Annotated element listings
━━━━━━━━

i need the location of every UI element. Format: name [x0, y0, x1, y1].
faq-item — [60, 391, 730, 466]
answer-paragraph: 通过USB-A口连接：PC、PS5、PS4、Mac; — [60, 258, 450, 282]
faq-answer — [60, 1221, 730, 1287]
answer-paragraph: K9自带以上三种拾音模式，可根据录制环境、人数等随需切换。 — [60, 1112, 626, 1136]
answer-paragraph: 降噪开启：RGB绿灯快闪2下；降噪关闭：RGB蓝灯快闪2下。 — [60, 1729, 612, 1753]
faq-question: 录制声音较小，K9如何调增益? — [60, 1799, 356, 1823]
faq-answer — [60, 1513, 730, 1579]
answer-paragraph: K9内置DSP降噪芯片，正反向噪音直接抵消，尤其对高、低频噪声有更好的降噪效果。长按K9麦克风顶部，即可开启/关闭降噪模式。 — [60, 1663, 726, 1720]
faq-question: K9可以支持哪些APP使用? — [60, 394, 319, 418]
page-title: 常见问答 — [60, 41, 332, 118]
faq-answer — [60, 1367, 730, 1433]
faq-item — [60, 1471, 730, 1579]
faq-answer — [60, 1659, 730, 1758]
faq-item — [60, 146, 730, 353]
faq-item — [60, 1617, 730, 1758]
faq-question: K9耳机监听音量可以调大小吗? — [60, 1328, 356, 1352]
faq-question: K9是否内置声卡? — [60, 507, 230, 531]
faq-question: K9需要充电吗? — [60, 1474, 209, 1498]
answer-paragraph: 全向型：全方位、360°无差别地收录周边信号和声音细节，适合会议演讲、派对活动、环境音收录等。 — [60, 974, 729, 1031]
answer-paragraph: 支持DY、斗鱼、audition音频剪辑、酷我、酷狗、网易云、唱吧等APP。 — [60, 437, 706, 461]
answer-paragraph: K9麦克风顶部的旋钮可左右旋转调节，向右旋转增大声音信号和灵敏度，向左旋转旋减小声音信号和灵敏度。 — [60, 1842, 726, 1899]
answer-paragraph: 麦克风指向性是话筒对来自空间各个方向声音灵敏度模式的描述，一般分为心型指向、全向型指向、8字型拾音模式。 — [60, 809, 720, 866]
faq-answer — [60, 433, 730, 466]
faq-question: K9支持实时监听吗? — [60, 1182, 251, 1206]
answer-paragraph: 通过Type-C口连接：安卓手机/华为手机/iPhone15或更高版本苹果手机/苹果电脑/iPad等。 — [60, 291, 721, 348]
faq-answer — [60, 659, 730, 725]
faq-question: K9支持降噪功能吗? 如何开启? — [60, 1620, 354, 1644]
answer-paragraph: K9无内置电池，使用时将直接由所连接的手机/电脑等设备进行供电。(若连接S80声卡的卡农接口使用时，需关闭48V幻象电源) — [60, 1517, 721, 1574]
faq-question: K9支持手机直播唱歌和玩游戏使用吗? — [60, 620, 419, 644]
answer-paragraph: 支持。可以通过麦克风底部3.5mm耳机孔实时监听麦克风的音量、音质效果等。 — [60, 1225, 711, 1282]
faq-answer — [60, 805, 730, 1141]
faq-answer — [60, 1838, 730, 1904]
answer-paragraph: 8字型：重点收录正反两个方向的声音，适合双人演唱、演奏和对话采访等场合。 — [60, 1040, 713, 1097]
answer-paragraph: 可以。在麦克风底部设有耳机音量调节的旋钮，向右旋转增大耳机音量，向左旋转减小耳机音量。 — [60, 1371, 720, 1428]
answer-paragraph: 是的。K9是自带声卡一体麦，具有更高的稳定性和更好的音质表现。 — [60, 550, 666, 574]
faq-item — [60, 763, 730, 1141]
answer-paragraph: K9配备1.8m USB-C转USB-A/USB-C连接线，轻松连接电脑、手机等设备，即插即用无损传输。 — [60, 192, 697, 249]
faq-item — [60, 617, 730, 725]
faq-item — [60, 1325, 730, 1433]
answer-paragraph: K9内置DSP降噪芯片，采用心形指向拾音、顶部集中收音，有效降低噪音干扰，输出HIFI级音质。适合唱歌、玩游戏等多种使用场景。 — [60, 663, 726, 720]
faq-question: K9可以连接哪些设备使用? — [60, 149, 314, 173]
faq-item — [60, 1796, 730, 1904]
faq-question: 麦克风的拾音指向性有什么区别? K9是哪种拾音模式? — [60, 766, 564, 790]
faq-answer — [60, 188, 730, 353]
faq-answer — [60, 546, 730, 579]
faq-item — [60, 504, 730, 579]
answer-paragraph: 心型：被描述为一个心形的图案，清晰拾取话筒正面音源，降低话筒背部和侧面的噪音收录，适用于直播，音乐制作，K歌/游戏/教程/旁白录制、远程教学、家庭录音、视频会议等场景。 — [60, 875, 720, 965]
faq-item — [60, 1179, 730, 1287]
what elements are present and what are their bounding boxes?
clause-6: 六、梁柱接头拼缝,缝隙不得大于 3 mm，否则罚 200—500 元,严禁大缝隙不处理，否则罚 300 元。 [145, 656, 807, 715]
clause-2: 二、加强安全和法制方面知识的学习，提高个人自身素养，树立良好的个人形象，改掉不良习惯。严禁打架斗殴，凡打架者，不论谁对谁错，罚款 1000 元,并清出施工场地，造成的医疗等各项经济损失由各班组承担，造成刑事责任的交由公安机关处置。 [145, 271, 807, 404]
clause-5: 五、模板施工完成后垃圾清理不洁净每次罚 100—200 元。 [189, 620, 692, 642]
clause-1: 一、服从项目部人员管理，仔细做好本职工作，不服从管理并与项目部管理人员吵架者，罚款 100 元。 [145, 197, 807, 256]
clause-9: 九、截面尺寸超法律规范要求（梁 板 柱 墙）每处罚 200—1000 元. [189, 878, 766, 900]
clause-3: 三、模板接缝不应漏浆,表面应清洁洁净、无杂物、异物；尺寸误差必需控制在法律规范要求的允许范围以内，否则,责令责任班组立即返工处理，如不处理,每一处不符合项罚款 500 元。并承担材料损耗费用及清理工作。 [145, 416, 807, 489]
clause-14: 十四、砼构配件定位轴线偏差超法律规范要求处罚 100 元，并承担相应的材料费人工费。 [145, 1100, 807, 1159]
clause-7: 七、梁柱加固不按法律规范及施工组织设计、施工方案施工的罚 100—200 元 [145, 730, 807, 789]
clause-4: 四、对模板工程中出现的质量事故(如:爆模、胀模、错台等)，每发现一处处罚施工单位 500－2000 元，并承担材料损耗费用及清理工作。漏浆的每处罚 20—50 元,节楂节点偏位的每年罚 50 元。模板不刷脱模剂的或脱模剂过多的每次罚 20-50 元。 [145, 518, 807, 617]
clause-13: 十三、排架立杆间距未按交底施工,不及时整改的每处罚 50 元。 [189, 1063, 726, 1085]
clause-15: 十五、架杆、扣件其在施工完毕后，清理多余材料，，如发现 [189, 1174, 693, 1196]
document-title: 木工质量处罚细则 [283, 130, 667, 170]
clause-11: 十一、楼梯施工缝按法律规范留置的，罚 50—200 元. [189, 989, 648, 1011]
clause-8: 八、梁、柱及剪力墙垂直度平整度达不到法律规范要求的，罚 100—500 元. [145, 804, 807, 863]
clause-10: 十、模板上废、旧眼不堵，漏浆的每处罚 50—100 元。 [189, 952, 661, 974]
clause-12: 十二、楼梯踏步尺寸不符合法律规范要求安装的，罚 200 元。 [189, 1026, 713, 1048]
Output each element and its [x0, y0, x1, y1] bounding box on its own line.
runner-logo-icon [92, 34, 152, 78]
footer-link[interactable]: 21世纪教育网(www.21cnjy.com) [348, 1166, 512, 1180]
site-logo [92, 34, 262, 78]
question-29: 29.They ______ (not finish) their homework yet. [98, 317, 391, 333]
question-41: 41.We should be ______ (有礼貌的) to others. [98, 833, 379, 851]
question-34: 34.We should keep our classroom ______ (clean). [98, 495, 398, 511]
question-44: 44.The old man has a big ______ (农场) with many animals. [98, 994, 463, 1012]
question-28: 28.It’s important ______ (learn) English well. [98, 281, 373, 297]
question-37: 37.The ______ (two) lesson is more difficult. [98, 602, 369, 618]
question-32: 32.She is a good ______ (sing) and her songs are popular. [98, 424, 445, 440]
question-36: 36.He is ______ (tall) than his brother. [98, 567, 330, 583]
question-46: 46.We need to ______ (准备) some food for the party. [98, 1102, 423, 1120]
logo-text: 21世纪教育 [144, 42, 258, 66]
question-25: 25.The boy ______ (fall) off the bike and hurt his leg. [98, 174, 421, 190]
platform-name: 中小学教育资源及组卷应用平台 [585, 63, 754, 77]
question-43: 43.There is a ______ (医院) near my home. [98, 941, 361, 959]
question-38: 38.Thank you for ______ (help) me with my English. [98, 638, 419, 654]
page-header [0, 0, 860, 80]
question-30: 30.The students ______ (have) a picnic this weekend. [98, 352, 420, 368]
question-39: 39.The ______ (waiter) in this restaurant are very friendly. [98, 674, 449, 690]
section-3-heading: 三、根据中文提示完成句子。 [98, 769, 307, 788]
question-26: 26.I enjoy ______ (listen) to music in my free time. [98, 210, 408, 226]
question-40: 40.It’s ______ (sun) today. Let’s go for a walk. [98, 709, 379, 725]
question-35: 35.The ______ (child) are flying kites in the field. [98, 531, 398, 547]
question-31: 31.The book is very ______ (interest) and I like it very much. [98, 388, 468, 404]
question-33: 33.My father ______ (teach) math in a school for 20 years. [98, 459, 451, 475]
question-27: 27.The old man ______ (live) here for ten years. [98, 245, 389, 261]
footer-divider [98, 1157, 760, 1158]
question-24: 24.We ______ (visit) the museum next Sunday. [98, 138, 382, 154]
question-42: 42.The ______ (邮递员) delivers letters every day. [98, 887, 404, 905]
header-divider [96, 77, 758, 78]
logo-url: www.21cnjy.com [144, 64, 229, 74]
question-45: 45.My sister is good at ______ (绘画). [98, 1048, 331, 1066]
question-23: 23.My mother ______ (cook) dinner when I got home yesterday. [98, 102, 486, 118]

━━━━━━━━

## Short task
Starting at the first line of the rows and ending at the line that contains "faq-item — [60, 1617, 730, 1758]", put each line into a Markdown table with the columns Number and Listing line. Skip any blank lines.

## Answer to the task
| Number | Listing line |
|---|---|
| 1 | i need the location of every UI element. Format: name [x0, y0, x1, y1]. |
| 2 | faq-item — [60, 391, 730, 466] |
| 3 | answer-paragraph: 通过USB-A口连接：PC、PS5、PS4、Mac; — [60, 258, 450, 282] |
| 4 | faq-answer — [60, 1221, 730, 1287] |
| 5 | answer-paragraph: K9自带以上三种拾音模式，可根据录制环境、人数等随需切换。 — [60, 1112, 626, 1136] |
| 6 | answer-paragraph: 降噪开启：RGB绿灯快闪2下；降噪关闭：RGB蓝灯快闪2下。 — [60, 1729, 612, 1753] |
| 7 | faq-question: 录制声音较小，K9如何调增益? — [60, 1799, 356, 1823] |
| 8 | faq-answer — [60, 1513, 730, 1579] |
| 9 | answer-paragraph: K9内置DSP降噪芯片，正反向噪音直接抵消，尤其对高、低频噪声有更好的降噪效果。长按K9麦克风顶部，即可开启/关闭降噪模式。 — [60, 1663, 726, 1720] |
| 10 | faq-question: K9可以支持哪些APP使用? — [60, 394, 319, 418] |
| 11 | page-title: 常见问答 — [60, 41, 332, 118] |
| 12 | faq-answer — [60, 1367, 730, 1433] |
| 13 | faq-item — [60, 1471, 730, 1579] |
| 14 | faq-answer — [60, 1659, 730, 1758] |
| 15 | faq-item — [60, 146, 730, 353] |
| 16 | faq-item — [60, 1617, 730, 1758] |